■ Fragmento de página
Andrea Entesano es profesora pastelera y en plena pandemia incursionó con un emprendimiento en la ciudad que dio origen a la marca “A los cuatro vientos” con la elaboración de los primeros alfajores artesanales arroyenses.
“Quisimos hacer algo por Arroyo Seco. Hace quince años que vivimos acá y siempre tratamos de colaborar para que no se pierdan las raíces de todos los inmigrantes que construyeron esta ciudad, para que sus esfuerzos y sus producciones no se pierdan.
El nombre del local es “A los cuatro vientos” porque queremos que se conozca a los cuatro vientos todo lo que forma parte de la ciudad. Que pueda llegar la historia de Arroyo Seco a distintos lugares. Apuntamos a que no se pierdan las raíces” comentó Andrea sobre el nacimiento del emprendimiento que fue presentado el viernes pasado con una degustación en el local ubicado en calle Libertad 245.

■ Material proporcionado
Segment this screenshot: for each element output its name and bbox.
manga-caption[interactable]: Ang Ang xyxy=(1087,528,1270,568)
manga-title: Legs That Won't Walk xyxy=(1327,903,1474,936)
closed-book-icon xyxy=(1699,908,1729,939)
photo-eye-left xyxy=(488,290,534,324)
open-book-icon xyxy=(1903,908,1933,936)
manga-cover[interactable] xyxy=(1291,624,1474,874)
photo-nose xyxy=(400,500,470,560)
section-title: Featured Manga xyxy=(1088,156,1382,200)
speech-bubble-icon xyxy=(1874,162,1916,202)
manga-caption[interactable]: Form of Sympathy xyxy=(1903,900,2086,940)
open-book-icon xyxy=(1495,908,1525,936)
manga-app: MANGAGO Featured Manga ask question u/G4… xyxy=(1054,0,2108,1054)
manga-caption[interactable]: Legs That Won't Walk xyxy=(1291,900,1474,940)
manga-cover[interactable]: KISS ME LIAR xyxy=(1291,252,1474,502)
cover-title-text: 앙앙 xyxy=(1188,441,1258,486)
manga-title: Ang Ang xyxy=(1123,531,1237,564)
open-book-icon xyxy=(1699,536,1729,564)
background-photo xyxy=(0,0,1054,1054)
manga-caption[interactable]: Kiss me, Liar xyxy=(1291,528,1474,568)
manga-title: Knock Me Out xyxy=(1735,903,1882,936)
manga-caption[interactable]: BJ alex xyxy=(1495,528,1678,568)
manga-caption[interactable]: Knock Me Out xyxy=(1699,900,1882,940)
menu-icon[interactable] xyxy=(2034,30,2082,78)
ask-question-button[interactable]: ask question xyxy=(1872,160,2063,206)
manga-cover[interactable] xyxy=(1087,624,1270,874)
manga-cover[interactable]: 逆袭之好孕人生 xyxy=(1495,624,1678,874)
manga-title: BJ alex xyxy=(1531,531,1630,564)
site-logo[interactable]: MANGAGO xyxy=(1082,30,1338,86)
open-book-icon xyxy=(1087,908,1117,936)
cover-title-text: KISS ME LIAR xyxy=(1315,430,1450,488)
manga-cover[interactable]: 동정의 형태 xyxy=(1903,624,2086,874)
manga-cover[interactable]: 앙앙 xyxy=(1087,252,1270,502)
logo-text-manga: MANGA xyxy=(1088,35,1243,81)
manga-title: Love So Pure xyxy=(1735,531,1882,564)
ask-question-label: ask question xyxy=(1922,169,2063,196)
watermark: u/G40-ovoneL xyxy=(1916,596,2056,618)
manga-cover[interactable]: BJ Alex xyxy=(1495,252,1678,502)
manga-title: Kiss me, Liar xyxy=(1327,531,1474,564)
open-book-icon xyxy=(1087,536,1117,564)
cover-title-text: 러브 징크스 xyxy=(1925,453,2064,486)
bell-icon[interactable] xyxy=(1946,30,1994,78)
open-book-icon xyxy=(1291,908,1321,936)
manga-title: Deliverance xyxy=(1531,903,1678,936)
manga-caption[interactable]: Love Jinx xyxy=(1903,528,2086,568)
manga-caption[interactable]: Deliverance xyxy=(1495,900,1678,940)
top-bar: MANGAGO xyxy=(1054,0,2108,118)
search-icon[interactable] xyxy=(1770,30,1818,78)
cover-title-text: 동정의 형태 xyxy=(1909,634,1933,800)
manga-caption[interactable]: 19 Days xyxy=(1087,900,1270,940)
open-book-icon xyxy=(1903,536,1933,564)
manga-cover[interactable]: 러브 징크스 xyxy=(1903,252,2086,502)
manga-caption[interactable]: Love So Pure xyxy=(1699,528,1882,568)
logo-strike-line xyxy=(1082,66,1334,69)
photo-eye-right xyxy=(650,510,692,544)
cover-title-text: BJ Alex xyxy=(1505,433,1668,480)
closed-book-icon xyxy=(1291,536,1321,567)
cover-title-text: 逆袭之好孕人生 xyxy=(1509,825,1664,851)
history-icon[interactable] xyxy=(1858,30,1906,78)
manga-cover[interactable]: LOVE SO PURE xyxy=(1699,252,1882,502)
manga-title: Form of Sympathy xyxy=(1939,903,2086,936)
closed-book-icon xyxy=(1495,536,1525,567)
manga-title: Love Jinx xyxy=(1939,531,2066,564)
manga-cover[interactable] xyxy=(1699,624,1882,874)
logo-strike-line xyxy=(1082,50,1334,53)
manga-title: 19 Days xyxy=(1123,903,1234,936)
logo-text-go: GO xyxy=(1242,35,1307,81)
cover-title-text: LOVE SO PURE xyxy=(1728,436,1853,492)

■ Consigna de trabajo 1
¿Concuerdan estas afirmaciones con el fragmento sobre los alfajores de Arroyo Seco? Responda sí o no a cada una y cite literalmente las palabras del fragmento que lo deciden: (a) Andrea Entesano es profesora pastelera. (b) El emprendimiento se presentó con una degustación el sábado pasado. (c) Hace diez años que viven en Arroyo Seco.
■ Consigna de trabajo 2
¿Puede escribir lo que sigue en el fragmento sobre los alfajores de Arroyo Seco, a partir de su última oración?
Los registros constituyen un material aparte, independiente del fragmento.

■ Resultado obtenido 1
(a) Sí: «Andrea Entesano es profesora pastelera».
(b) No: «fue presentado el viernes pasado con una degustación».
(c) No: «Hace quince años que vivimos acá».

■ Resultado obtenido 2
En la caja figura la parte de la fundación de la ciudad y sus primeros años, lo que le da una identidad local única al producto. Los alfajores son elaborados uno a uno y hay tres variedades: alfajores tipo marplatenses blancos y de chocolate, alfajores santafesinos y los típicos alfajores de maicena.
“A los cuatro vientos” es un local de pastelería gourmet donde además ofrecen postres semi fríos, tartas y medialunas. Pero se destaca por fabricar los primeros alfajores locales: “empezamos dos años atrás vendiendo churros y hace un año atrás quisimos empezar con los alfajores. Era algo que teníamos planificado hace tiempo y ahora tenemos más fuerzas para darlo a conocer”.
Finalmente durante la degustación se realizó una muestra de la elaboración de estos exquisitos alfajores con identidad propia.